Gather every line below where "name" appears.

▶ DATA SECTION
-- Start --
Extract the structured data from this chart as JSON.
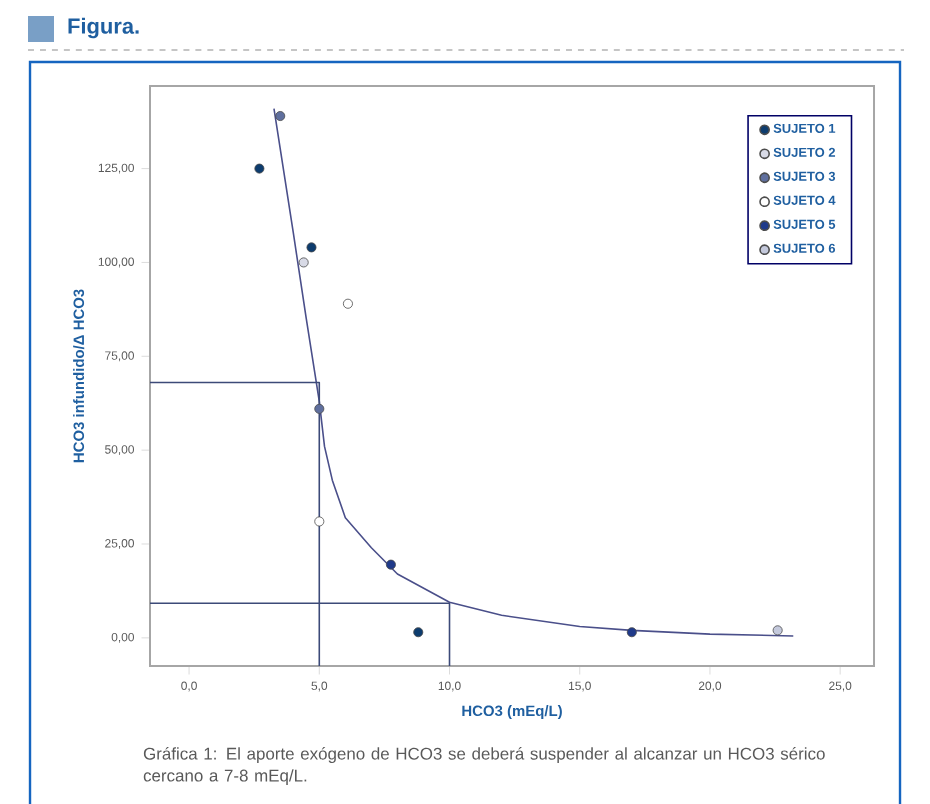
{
  "chart_data": {
    "type": "scatter",
    "title": "Figura.",
    "xlabel": "HCO3 (mEq/L)",
    "ylabel": "HCO3 infundido/Δ HCO3",
    "xlim": [
      -1.5,
      26.3
    ],
    "ylim": [
      -7.5,
      147
    ],
    "xticks": [
      {
        "value": 0,
        "label": "0,0"
      },
      {
        "value": 5,
        "label": "5,0"
      },
      {
        "value": 10,
        "label": "10,0"
      },
      {
        "value": 15,
        "label": "15,0"
      },
      {
        "value": 20,
        "label": "20,0"
      },
      {
        "value": 25,
        "label": "25,0"
      }
    ],
    "yticks": [
      {
        "value": 0,
        "label": "0,00"
      },
      {
        "value": 25,
        "label": "25,00"
      },
      {
        "value": 50,
        "label": "50,00"
      },
      {
        "value": 75,
        "label": "75,00"
      },
      {
        "value": 100,
        "label": "100,00"
      },
      {
        "value": 125,
        "label": "125,00"
      }
    ],
    "marker": "circle",
    "legend": "top right",
    "series": [
      {
        "name": "SUJETO 1",
        "type": "scatter",
        "color": "#0d3c6e",
        "x": [
          2.7,
          4.7,
          8.8
        ],
        "values": [
          125,
          104,
          1.5
        ]
      },
      {
        "name": "SUJETO 2",
        "type": "scatter",
        "color": "#d8dae6",
        "x": [
          4.4
        ],
        "values": [
          100
        ]
      },
      {
        "name": "SUJETO 3",
        "type": "scatter",
        "color": "#5f6f9e",
        "x": [
          3.5,
          5.0
        ],
        "values": [
          139,
          61
        ]
      },
      {
        "name": "SUJETO 4",
        "type": "scatter",
        "color": "#ffffff",
        "x": [
          6.1,
          5.0
        ],
        "values": [
          89,
          31
        ]
      },
      {
        "name": "SUJETO 5",
        "type": "scatter",
        "color": "#1f3a8a",
        "x": [
          7.75,
          17.0
        ],
        "values": [
          19.5,
          1.5
        ]
      },
      {
        "name": "SUJETO 6",
        "type": "scatter",
        "color": "#c4c9dc",
        "x": [
          22.6
        ],
        "values": [
          2
        ]
      },
      {
        "type": "line",
        "marker": "none",
        "color": "#4a4f8a",
        "x": [
          3.26,
          4.0,
          4.5,
          5.0,
          5.2,
          5.5,
          6,
          7,
          8,
          10,
          12,
          15,
          17,
          20,
          23.2
        ],
        "values": [
          141,
          108,
          85,
          63,
          51,
          42,
          32,
          24,
          17,
          9.5,
          6,
          3,
          2,
          1,
          0.5
        ]
      },
      {
        "type": "line",
        "marker": "none",
        "color": "#3c4a78",
        "x": [
          -1.5,
          5,
          5
        ],
        "values": [
          68,
          68,
          -7.5
        ]
      },
      {
        "type": "line",
        "marker": "none",
        "color": "#3c4a78",
        "x": [
          -1.5,
          10,
          10
        ],
        "values": [
          9.2,
          9.2,
          -7.5
        ]
      }
    ],
    "annotations": [
      "Gráfica 1: El aporte exógeno de HCO3 se deberá suspender al alcanzar un HCO3 sérico cercano a 7-8 mEq/L."
    ]
  }
}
-- End --
▶ TASK ANSWER
        "name": "SUJETO 1",
        "name": "SUJETO 2",
        "name": "SUJETO 3",
        "name": "SUJETO 4",
        "name": "SUJETO 5",
        "name": "SUJETO 6",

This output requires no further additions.